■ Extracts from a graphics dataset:
☆ ☆ ☆

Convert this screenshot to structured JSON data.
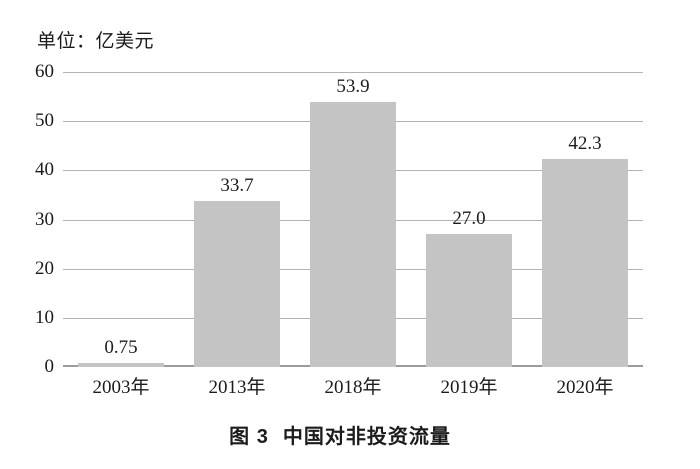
{
  "unit_label": "单位：亿美元",
  "caption": {
    "label": "图 3",
    "title": "中国对非投资流量"
  },
  "chart_data": {
    "type": "bar",
    "title": "图 3 中国对非投资流量",
    "unit_label": "单位：亿美元",
    "categories": [
      "2003年",
      "2013年",
      "2018年",
      "2019年",
      "2020年"
    ],
    "values": [
      0.75,
      33.7,
      53.9,
      27.0,
      42.3
    ],
    "value_labels": [
      "0.75",
      "33.7",
      "53.9",
      "27.0",
      "42.3"
    ],
    "xlabel": "",
    "ylabel": "",
    "yticks": [
      0,
      10,
      20,
      30,
      40,
      50,
      60
    ],
    "ylim": [
      0,
      60
    ],
    "grid": true,
    "legend": "none",
    "bar_color": "#c4c4c4",
    "gridline_color": "#b3b3b3",
    "zero_line_color": "#9c9c9c",
    "text_color": "#1c1c1c"
  }
}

☆ ☆ ☆

■ What is expected: Output an exact copy of the material, with the pictures removed.

■ Solved exercise:
Convert this screenshot to structured JSON data.
{
  "unit_label": "单位：亿美元",
  "caption": {
    "label": "图 3",
    "title": "中国对非投资流量"
  },
  "chart_data": {
    "type": "bar",
    "title": "图 3 中国对非投资流量",
    "unit_label": "单位：亿美元",
    "categories": [
      "2003年",
      "2013年",
      "2018年",
      "2019年",
      "2020年"
    ],
    "values": [
      0.75,
      33.7,
      53.9,
      27.0,
      42.3
    ],
    "value_labels": [
      "0.75",
      "33.7",
      "53.9",
      "27.0",
      "42.3"
    ],
    "xlabel": "",
    "ylabel": "",
    "yticks": [
      0,
      10,
      20,
      30,
      40,
      50,
      60
    ],
    "ylim": [
      0,
      60
    ],
    "grid": true,
    "legend": "none",
    "bar_color": "#c4c4c4",
    "gridline_color": "#b3b3b3",
    "zero_line_color": "#9c9c9c",
    "text_color": "#1c1c1c"
  }
}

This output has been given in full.